**Objective:** Each line below should be retyped exactly, with no pictures.
= = =
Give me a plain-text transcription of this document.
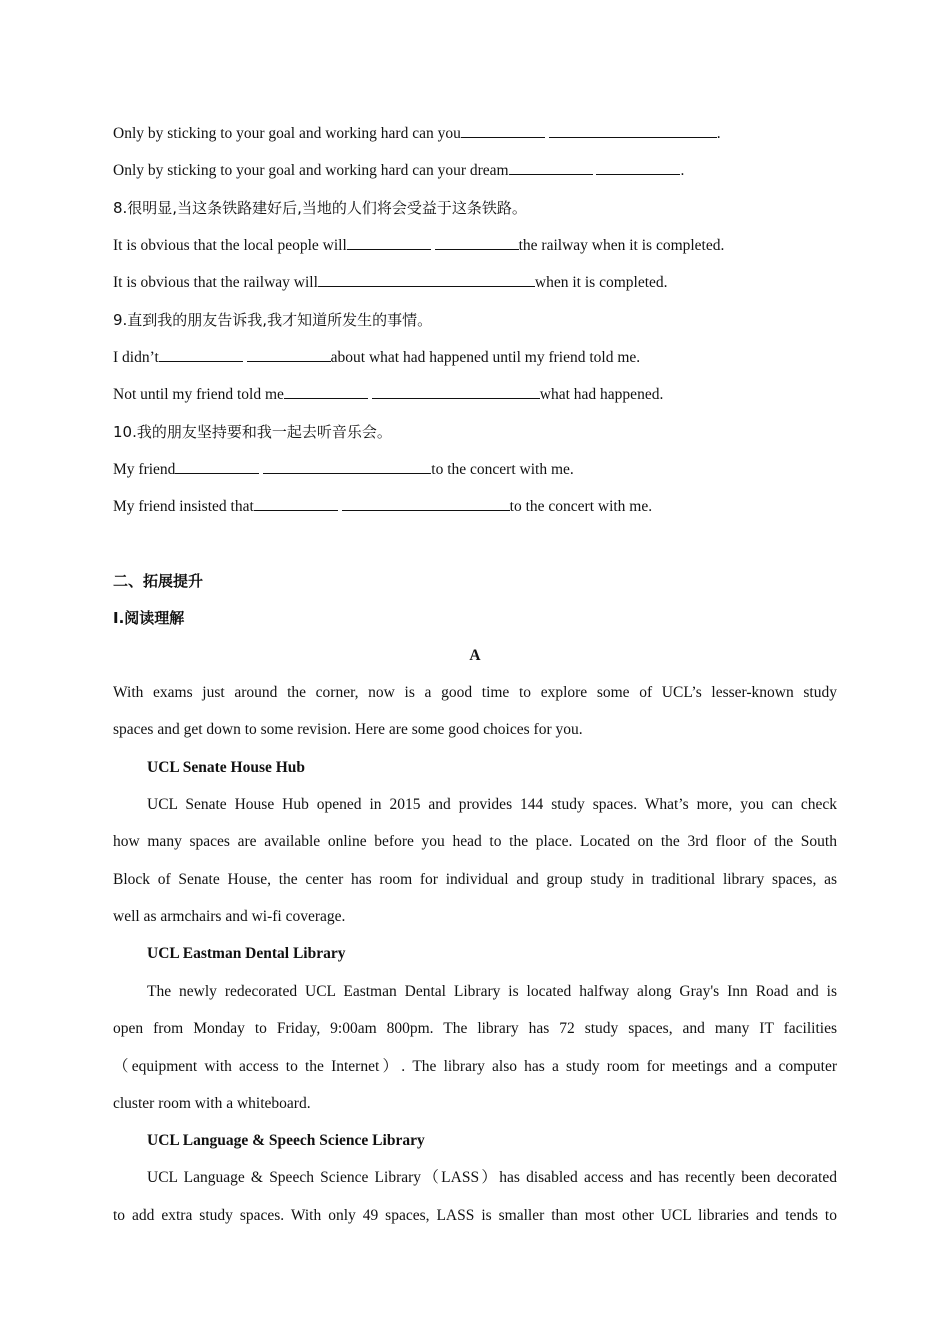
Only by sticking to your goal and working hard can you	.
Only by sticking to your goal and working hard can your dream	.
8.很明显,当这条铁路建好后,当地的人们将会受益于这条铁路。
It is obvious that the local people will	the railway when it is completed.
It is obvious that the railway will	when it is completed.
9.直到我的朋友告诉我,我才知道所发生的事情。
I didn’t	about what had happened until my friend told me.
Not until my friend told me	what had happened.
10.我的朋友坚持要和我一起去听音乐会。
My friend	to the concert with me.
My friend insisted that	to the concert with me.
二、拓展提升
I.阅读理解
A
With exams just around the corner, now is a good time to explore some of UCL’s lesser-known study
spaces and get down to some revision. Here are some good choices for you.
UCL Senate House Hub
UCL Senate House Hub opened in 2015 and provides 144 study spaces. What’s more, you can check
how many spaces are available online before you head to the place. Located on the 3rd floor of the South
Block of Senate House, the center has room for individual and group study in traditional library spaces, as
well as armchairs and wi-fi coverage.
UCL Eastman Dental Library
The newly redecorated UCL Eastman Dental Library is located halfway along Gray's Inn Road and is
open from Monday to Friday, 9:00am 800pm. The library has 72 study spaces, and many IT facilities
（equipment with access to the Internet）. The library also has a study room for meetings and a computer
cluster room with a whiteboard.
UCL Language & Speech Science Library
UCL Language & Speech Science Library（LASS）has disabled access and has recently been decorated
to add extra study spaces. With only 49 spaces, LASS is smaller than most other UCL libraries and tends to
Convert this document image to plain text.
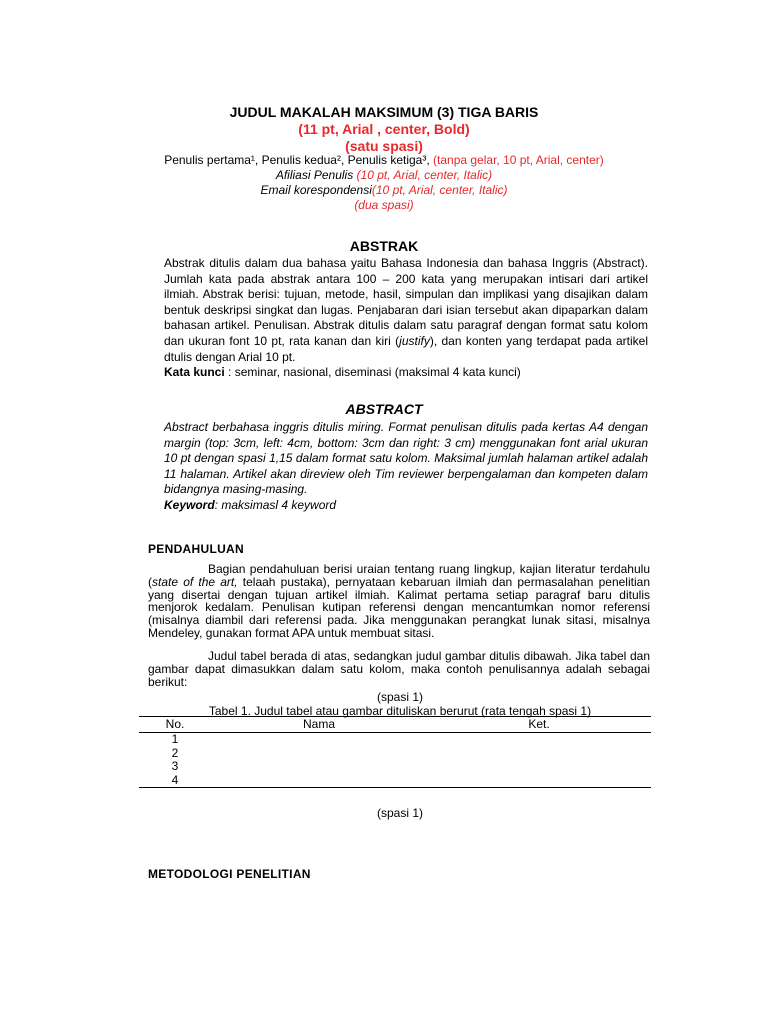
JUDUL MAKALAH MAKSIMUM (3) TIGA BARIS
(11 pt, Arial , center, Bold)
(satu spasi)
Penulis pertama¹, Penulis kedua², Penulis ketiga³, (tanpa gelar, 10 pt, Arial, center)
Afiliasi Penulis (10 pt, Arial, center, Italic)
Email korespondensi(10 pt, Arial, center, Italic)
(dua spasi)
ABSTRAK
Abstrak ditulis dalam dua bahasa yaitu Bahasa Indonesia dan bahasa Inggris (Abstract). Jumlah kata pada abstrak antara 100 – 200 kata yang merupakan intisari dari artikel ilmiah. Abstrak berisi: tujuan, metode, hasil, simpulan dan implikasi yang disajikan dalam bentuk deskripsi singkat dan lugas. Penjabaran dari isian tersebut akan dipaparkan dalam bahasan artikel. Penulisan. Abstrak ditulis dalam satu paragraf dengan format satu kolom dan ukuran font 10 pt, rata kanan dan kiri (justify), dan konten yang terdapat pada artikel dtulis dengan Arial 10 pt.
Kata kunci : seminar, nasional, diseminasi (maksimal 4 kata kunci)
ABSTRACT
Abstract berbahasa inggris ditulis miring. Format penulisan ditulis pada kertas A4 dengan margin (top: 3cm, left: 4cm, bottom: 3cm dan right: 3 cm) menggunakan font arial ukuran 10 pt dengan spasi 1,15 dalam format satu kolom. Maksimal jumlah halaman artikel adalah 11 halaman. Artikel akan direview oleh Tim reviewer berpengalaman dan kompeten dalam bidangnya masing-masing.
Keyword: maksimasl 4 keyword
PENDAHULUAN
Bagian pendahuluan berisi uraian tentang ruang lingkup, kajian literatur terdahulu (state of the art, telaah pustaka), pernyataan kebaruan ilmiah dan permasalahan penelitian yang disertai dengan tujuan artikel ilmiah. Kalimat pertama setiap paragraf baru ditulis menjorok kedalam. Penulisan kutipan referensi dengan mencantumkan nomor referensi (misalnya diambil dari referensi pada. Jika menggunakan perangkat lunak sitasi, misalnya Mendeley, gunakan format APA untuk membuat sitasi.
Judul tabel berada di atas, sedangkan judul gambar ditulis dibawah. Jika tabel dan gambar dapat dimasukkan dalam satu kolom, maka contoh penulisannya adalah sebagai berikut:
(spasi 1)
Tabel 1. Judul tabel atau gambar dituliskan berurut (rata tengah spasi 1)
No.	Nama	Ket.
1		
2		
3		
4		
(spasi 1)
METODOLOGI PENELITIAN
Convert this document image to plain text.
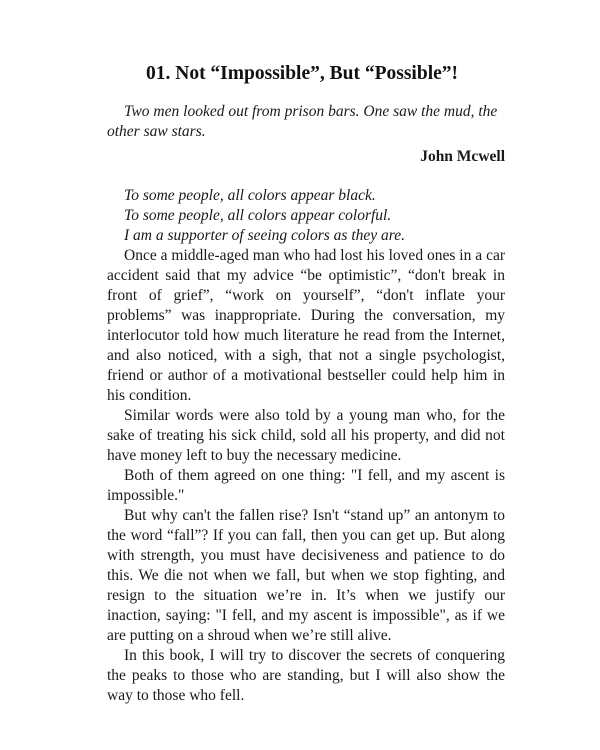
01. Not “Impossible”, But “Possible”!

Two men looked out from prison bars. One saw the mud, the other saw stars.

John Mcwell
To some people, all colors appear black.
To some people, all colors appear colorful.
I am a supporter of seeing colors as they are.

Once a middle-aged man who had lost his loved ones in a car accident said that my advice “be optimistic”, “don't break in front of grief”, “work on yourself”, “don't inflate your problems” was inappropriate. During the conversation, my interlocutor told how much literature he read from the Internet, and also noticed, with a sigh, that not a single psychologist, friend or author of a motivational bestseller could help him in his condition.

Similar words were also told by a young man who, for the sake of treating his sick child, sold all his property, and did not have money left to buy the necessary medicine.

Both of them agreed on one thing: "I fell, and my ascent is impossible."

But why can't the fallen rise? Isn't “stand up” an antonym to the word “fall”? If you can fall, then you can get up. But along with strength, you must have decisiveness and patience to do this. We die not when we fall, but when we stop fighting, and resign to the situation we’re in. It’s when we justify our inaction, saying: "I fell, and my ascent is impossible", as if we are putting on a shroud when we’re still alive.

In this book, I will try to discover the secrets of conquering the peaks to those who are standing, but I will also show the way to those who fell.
= = =
**The reply:**
Give me a plain-text transcription of this document.
Only by sticking to your goal and working hard can you	.
Only by sticking to your goal and working hard can your dream	.
8.很明显,当这条铁路建好后,当地的人们将会受益于这条铁路。
It is obvious that the local people will	the railway when it is completed.
It is obvious that the railway will	when it is completed.
9.直到我的朋友告诉我,我才知道所发生的事情。
I didn’t	about what had happened until my friend told me.
Not until my friend told me	what had happened.
10.我的朋友坚持要和我一起去听音乐会。
My friend	to the concert with me.
My friend insisted that	to the concert with me.
二、拓展提升
I.阅读理解
A
With exams just around the corner, now is a good time to explore some of UCL’s lesser-known study
spaces and get down to some revision. Here are some good choices for you.
UCL Senate House Hub
UCL Senate House Hub opened in 2015 and provides 144 study spaces. What’s more, you can check
how many spaces are available online before you head to the place. Located on the 3rd floor of the South
Block of Senate House, the center has room for individual and group study in traditional library spaces, as
well as armchairs and wi-fi coverage.
UCL Eastman Dental Library
The newly redecorated UCL Eastman Dental Library is located halfway along Gray's Inn Road and is
open from Monday to Friday, 9:00am 800pm. The library has 72 study spaces, and many IT facilities
（equipment with access to the Internet）. The library also has a study room for meetings and a computer
cluster room with a whiteboard.
UCL Language & Speech Science Library
UCL Language & Speech Science Library（LASS）has disabled access and has recently been decorated
to add extra study spaces. With only 49 spaces, LASS is smaller than most other UCL libraries and tends to
Convert this document image to plain text.
JUDUL MAKALAH MAKSIMUM (3) TIGA BARIS
(11 pt, Arial , center, Bold)
(satu spasi)
Penulis pertama¹, Penulis kedua², Penulis ketiga³, (tanpa gelar, 10 pt, Arial, center)
Afiliasi Penulis (10 pt, Arial, center, Italic)
Email korespondensi(10 pt, Arial, center, Italic)
(dua spasi)
ABSTRAK
Abstrak ditulis dalam dua bahasa yaitu Bahasa Indonesia dan bahasa Inggris (Abstract). Jumlah kata pada abstrak antara 100 – 200 kata yang merupakan intisari dari artikel ilmiah. Abstrak berisi: tujuan, metode, hasil, simpulan dan implikasi yang disajikan dalam bentuk deskripsi singkat dan lugas. Penjabaran dari isian tersebut akan dipaparkan dalam bahasan artikel. Penulisan. Abstrak ditulis dalam satu paragraf dengan format satu kolom dan ukuran font 10 pt, rata kanan dan kiri (justify), dan konten yang terdapat pada artikel dtulis dengan Arial 10 pt.
Kata kunci : seminar, nasional, diseminasi (maksimal 4 kata kunci)
ABSTRACT
Abstract berbahasa inggris ditulis miring. Format penulisan ditulis pada kertas A4 dengan margin (top: 3cm, left: 4cm, bottom: 3cm dan right: 3 cm) menggunakan font arial ukuran 10 pt dengan spasi 1,15 dalam format satu kolom. Maksimal jumlah halaman artikel adalah 11 halaman. Artikel akan direview oleh Tim reviewer berpengalaman dan kompeten dalam bidangnya masing-masing.
Keyword: maksimasl 4 keyword
PENDAHULUAN
Bagian pendahuluan berisi uraian tentang ruang lingkup, kajian literatur terdahulu (state of the art, telaah pustaka), pernyataan kebaruan ilmiah dan permasalahan penelitian yang disertai dengan tujuan artikel ilmiah. Kalimat pertama setiap paragraf baru ditulis menjorok kedalam. Penulisan kutipan referensi dengan mencantumkan nomor referensi (misalnya diambil dari referensi pada. Jika menggunakan perangkat lunak sitasi, misalnya Mendeley, gunakan format APA untuk membuat sitasi.
Judul tabel berada di atas, sedangkan judul gambar ditulis dibawah. Jika tabel dan gambar dapat dimasukkan dalam satu kolom, maka contoh penulisannya adalah sebagai berikut:
(spasi 1)
Tabel 1. Judul tabel atau gambar dituliskan berurut (rata tengah spasi 1)
No.	Nama	Ket.
1		
2		
3		
4		
(spasi 1)
METODOLOGI PENELITIAN
Convert this document image to plain text.
01. Not “Impossible”, But “Possible”!

Two men looked out from prison bars. One saw the mud, the other saw stars.

John Mcwell
To some people, all colors appear black.
To some people, all colors appear colorful.
I am a supporter of seeing colors as they are.

Once a middle-aged man who had lost his loved ones in a car accident said that my advice “be optimistic”, “don't break in front of grief”, “work on yourself”, “don't inflate your problems” was inappropriate. During the conversation, my interlocutor told how much literature he read from the Internet, and also noticed, with a sigh, that not a single psychologist, friend or author of a motivational bestseller could help him in his condition.

Similar words were also told by a young man who, for the sake of treating his sick child, sold all his property, and did not have money left to buy the necessary medicine.

Both of them agreed on one thing: "I fell, and my ascent is impossible."

But why can't the fallen rise? Isn't “stand up” an antonym to the word “fall”? If you can fall, then you can get up. But along with strength, you must have decisiveness and patience to do this. We die not when we fall, but when we stop fighting, and resign to the situation we’re in. It’s when we justify our inaction, saying: "I fell, and my ascent is impossible", as if we are putting on a shroud when we’re still alive.

In this book, I will try to discover the secrets of conquering the peaks to those who are standing, but I will also show the way to those who fell.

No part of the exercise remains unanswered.